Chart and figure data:
--- start ---

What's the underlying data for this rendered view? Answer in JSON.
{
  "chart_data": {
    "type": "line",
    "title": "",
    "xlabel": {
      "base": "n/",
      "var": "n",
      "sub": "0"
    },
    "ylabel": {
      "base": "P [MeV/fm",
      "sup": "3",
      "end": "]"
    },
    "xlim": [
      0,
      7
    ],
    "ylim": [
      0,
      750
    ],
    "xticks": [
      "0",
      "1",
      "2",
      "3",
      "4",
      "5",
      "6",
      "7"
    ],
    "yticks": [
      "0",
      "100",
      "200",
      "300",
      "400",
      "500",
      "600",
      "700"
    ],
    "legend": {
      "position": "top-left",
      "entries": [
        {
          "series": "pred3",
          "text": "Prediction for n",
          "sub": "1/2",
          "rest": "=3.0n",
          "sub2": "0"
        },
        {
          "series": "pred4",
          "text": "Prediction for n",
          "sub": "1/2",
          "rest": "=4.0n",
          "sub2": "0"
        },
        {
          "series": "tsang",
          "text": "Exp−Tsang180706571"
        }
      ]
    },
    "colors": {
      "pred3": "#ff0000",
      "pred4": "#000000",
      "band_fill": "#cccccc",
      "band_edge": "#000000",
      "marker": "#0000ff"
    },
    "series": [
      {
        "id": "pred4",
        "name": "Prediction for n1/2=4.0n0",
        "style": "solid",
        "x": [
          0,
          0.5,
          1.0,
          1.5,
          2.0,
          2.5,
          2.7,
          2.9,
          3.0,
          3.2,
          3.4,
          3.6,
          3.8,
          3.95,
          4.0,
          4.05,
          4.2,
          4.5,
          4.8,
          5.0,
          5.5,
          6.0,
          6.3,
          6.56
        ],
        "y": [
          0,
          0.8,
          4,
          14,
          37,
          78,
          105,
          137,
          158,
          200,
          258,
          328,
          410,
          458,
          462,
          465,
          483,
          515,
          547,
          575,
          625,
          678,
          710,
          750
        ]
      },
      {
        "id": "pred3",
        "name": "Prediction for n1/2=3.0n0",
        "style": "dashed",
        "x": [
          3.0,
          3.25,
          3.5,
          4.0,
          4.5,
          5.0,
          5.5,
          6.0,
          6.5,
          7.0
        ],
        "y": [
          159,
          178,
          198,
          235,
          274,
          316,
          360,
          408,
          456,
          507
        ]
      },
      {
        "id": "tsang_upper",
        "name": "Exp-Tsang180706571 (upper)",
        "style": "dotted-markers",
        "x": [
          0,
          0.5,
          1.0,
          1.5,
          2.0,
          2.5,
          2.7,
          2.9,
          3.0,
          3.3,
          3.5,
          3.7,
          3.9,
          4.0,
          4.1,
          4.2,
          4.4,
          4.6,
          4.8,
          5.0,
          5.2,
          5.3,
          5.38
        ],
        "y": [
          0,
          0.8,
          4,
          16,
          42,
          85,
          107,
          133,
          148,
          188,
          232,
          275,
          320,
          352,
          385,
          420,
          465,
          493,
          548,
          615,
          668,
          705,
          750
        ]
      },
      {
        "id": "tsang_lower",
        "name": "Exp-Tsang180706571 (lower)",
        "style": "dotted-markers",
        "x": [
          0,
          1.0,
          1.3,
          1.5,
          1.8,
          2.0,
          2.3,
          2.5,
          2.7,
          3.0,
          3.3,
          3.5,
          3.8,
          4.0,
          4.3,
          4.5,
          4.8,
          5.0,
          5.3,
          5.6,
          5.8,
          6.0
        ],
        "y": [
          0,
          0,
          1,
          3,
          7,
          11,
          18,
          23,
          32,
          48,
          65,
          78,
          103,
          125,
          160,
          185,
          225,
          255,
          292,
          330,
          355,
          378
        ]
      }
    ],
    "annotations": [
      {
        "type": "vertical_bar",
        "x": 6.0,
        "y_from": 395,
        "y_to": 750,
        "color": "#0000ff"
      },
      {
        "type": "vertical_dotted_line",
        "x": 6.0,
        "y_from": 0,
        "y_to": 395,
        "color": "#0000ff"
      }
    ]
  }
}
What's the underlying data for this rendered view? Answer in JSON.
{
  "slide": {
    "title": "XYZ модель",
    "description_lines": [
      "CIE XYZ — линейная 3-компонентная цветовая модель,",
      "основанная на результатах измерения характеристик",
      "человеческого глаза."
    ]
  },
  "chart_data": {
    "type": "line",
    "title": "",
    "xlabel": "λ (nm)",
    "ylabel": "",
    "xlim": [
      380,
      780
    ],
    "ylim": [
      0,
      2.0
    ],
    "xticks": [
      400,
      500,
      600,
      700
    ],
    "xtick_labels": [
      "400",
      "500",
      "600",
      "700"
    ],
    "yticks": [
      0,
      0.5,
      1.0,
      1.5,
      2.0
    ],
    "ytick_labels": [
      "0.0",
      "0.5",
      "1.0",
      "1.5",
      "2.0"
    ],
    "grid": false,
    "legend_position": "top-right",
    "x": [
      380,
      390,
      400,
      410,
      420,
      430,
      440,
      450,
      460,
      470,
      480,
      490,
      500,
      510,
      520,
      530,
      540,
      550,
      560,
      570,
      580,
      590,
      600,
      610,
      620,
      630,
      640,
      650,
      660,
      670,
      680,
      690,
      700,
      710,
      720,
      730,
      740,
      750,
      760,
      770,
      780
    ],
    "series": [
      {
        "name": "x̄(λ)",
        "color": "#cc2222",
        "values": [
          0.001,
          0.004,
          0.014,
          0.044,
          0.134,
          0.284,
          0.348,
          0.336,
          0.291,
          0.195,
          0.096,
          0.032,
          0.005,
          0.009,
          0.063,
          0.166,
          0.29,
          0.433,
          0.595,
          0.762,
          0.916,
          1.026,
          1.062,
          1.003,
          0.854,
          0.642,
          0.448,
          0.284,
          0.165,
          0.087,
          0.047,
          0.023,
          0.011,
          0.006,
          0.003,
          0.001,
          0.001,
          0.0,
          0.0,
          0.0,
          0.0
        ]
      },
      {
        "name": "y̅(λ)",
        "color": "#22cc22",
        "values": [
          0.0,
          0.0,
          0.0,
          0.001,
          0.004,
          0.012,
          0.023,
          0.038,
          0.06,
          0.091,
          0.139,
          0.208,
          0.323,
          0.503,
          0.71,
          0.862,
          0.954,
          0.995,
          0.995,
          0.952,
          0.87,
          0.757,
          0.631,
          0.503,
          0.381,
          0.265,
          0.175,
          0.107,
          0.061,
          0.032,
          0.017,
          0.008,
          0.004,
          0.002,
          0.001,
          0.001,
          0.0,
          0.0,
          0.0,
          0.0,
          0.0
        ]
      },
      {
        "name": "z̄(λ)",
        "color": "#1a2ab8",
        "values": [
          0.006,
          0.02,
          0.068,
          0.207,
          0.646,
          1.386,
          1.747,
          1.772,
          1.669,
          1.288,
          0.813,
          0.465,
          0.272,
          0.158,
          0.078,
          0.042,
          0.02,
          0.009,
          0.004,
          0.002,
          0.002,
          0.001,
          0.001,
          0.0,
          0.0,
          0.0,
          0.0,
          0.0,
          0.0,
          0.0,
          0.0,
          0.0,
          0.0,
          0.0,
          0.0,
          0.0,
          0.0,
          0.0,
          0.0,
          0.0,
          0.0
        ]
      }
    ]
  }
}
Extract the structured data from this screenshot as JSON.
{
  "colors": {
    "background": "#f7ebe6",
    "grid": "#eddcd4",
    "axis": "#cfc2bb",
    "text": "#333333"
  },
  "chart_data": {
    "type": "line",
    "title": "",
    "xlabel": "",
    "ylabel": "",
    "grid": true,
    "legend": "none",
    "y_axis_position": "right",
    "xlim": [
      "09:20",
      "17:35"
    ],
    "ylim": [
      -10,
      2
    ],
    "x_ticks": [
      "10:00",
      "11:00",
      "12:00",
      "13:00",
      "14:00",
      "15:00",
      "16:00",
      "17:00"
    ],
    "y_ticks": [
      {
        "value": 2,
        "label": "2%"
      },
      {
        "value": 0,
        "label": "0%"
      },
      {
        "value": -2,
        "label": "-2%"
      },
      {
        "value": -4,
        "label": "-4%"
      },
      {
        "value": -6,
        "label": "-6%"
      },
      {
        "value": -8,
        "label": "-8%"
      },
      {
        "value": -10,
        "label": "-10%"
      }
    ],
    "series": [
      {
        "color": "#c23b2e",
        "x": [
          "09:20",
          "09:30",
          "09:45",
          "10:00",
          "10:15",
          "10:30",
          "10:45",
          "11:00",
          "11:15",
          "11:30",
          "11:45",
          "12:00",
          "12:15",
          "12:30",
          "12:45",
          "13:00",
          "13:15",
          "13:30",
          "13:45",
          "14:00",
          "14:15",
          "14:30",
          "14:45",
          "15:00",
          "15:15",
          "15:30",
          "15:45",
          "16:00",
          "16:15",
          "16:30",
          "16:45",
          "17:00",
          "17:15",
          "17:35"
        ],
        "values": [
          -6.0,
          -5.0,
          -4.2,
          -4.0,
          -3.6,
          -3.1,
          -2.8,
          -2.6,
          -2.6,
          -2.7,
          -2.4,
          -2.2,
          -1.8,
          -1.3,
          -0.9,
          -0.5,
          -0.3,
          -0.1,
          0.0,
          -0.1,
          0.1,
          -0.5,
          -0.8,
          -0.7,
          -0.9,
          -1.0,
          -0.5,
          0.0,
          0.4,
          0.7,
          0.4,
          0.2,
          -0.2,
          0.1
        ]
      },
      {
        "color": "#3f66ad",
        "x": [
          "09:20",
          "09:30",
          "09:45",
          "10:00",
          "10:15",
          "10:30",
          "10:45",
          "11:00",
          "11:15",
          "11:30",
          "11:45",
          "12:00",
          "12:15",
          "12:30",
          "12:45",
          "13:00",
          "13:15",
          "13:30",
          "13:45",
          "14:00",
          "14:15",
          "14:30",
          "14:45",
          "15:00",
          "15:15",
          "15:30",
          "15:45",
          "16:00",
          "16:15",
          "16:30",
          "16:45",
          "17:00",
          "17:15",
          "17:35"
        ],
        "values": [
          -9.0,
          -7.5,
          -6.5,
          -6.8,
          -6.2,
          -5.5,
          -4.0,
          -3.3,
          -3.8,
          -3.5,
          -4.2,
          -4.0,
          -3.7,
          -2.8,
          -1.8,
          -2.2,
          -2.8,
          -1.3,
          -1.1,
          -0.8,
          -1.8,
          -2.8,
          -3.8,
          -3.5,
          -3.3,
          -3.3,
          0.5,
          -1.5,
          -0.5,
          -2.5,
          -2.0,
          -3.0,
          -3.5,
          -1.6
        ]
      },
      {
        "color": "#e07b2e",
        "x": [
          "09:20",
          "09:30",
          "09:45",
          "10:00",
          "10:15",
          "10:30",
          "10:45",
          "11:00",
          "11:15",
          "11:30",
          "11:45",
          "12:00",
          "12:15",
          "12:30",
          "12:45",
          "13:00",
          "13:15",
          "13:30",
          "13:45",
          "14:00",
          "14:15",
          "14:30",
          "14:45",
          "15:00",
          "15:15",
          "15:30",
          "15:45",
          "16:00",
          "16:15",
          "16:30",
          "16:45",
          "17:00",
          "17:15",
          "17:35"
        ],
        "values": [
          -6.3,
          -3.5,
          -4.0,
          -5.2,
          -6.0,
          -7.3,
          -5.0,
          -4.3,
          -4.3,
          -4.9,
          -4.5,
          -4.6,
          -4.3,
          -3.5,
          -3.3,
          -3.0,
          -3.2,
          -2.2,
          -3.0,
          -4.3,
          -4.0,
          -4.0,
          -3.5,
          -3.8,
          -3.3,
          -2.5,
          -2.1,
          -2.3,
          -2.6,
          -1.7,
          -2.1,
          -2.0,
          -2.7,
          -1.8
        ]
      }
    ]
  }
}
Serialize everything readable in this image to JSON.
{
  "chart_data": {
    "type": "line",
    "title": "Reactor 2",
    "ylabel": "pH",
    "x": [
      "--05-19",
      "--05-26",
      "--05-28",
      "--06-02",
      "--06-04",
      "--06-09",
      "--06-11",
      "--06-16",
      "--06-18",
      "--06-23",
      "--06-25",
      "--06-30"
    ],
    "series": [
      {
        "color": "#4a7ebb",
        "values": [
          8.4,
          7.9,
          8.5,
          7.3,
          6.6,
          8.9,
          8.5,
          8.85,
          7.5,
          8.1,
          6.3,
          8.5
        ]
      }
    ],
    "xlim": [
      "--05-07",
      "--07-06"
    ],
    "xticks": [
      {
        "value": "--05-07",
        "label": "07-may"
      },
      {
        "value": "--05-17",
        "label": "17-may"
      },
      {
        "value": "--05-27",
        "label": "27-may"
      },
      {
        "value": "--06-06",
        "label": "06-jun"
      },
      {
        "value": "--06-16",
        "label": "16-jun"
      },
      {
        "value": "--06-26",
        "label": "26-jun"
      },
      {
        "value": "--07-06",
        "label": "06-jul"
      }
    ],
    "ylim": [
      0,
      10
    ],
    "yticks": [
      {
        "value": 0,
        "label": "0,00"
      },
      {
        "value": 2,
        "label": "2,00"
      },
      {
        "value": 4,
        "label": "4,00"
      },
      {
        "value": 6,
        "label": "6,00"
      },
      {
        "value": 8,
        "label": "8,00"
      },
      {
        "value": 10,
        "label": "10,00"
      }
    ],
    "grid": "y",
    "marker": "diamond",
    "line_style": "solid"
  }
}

--- end ---

THE EXERCISE: Give the number of lines that hold the word "this" in these records, with nothing added.

TASK ANSWER: 4